### Extrait étudié
Et pourtant, les problèmes sont là. Drouot a connu un regain de violence atypique en 2003 alors que les chiffres diminuaient dans le reste de la ville ; c'est très frappant : une diminution très sensible des chiffres de l'insécurité partout dans Mulhouse, et pourtant ici il y a eu une augmentation très forte.
Parallèlement, cela ne conduit pas à une baisse des initiatives, à une baisse de l'enthousiasme et de la mobilisation pour essayer de faire quelque chose, en dépit des événements, et en particulier ce qui a concerné la Maison des Jeunes.
On voit que les initiatives peuvent prendre des formes extrêmement diverses, qu'il s'agissent d'initiatives en matière d'artisanat, de formation ; on le voit aussi à travers ce qui est fait par les collectivités locales dans le cadre du nouveau contrat local de sécurité, signé en 2002.
C'est pour cela qu'il était important pour moi de venir sur le terrain, d'abord pour vous écouter, pour rendre hommage aussi au travail qui est fait par l'ensemble de ceux qui sont mobilisés au quotidien ici dans ce quartier.
Alors quels sont, très rapidement, les principaux problèmes que l'on identifie ?
Je commencerai par la délinquance ; le Ministre de l'Intérieur a bien sûr une responsabilité première en ce domaine. C'est l'autorité de l'Etat, c'est la responsabilité de l'Etat que de faire en sorte que cette délinquance régresse. Cette délinquance dont on voit bien qu'elle a des conséquence lourdes sur le pacte social qui est l'exigence première dans notre pays.
En 2003, il y a une augmentation de 20% des faits constatés dans ce quartier, Drouot, alors que les faits constatés dans le même domaine, étaient en recul de 13% dans l'ensemble de Mulhouse, et cela doit évidemment nous interpeller les uns et les autres.
######
### Enregistrements présentés
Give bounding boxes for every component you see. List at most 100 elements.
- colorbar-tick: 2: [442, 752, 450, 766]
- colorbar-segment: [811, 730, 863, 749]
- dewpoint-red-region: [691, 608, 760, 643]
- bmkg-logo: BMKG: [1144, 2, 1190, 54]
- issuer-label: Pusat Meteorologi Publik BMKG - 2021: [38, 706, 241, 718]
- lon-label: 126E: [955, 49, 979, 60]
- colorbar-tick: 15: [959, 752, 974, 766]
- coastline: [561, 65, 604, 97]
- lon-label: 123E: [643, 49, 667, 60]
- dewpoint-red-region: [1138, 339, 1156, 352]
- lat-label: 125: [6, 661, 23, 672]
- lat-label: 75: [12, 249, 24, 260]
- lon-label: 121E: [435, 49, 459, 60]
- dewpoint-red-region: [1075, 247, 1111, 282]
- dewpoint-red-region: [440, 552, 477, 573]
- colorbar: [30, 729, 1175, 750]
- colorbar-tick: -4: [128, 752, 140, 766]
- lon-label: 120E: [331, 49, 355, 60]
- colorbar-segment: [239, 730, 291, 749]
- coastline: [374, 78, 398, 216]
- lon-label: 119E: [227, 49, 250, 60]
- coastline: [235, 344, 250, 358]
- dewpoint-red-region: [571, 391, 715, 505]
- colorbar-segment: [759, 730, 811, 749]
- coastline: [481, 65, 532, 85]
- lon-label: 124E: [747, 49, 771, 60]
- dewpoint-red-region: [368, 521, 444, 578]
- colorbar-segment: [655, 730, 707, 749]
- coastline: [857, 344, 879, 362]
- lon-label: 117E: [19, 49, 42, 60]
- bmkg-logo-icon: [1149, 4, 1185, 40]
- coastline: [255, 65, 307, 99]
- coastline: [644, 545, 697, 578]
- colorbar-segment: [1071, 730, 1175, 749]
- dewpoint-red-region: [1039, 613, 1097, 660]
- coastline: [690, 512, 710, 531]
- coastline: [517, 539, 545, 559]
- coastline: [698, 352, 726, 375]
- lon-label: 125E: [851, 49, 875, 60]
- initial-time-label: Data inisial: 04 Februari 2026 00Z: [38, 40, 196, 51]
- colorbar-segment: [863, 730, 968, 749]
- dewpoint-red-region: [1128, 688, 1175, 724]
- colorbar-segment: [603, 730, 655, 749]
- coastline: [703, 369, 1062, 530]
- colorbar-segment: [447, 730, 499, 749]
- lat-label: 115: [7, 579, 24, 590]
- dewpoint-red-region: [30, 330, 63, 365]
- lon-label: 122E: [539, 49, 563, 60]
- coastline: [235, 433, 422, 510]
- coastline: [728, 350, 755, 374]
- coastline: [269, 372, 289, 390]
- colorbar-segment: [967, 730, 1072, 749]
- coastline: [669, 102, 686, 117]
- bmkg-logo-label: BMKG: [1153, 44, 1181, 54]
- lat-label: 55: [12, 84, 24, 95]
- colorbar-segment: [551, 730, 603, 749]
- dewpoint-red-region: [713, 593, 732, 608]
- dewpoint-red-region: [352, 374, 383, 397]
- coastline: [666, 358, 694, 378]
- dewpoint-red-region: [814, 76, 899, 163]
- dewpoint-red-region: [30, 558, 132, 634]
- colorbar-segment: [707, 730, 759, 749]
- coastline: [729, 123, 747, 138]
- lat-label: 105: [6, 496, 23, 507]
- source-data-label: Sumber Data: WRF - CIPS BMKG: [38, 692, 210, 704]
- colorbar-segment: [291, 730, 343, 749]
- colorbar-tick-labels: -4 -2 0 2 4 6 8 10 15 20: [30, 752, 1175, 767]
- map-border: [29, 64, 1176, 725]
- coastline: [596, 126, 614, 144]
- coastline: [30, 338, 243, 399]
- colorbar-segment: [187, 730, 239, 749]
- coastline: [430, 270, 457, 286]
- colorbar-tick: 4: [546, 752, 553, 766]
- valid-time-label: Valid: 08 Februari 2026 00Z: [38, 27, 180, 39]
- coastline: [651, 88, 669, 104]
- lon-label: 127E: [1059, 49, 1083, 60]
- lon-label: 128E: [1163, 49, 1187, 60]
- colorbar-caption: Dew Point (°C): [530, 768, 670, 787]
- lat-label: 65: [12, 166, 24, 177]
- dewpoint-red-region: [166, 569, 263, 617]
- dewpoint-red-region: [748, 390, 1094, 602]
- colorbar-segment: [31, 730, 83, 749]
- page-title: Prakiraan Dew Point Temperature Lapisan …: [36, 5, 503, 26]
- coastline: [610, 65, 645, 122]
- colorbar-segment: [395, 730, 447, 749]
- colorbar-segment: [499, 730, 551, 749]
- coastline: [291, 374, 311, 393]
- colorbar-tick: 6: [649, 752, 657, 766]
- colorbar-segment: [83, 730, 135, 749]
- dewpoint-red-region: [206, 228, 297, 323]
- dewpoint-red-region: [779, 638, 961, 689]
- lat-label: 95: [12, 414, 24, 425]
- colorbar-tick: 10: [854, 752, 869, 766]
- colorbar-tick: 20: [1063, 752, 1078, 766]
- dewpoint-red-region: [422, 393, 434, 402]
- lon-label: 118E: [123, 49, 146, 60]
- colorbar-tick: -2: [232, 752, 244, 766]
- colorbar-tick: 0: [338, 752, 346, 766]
######
[Objectifs]
1. Recopiez fidèlement le passage de l'extrait sur le quartier Drouot qui débute aux mots « Et pourtant, les » et se termine après les mots « Maison des Jeunes. ».
2. Poursuivez l'extrait sur le quartier Drouot à partir de sa dernière phrase.

[Corrigés]
1.
Et pourtant, les problèmes sont là. Drouot a connu un regain de violence atypique en 2003 alors que les chiffres diminuaient dans le reste de la ville ; c'est très frappant : une diminution très sensible des chiffres de l'insécurité partout dans Mulhouse, et pourtant ici il y a eu une augmentation très forte.
Parallèlement, cela ne conduit pas à une baisse des initiatives, à une baisse de l'enthousiasme et de la mobilisation pour essayer de faire quelque chose, en dépit des événements, et en particulier ce qui a concerné la Maison des Jeunes.

2.
Les conséquences de ces actes, dans la vie quotidienne de chacun, sont extrêmement lourdes ; une voiture brûlée, parce que cette voiture a souvent été achetée à crédit, parce que l'assurance ne fonctionnera pas toujours de manière satisfaisante, ce sont des dommages extrêmement lourds qui sont payés par ces familles dans leurs vies personnelles.
Je comprends aussi, et certains l'ont exprimé, le découragement, la lassitude qu'il peut y avoir à faire face, jour après jour, à des incivilités, à des agressions, à des actions gratuites sans justifications, qui peuvent là encore décourager profondément.
Il y a un deuxième champ de difficultés, que vous avez là encore exprimé fortement, c'est tout ce qui touche à la situation économique et sociale, tout ce qui touche au chômage, qui atteint particulièrement Drouot avec un chiffre de 22% qui vise évidemment plus particulièrement les plus jeunes. Sentiment aussi, qui accompagne évidemment cette situation de la délinquance, du chômage, sentiment d'isolement, sentiment d'être en marge du reste de la ville.
Face à tout cela, il y a bien sûr un risque, risque que nous n'acceptons pas, d'un enchaînement, d'une spirale d'échecs qui conduirait à d'avantage de difficultés et d'avantage de marginalisation.
Alors, comment engager aujourd'hui et inverser cette tendance ?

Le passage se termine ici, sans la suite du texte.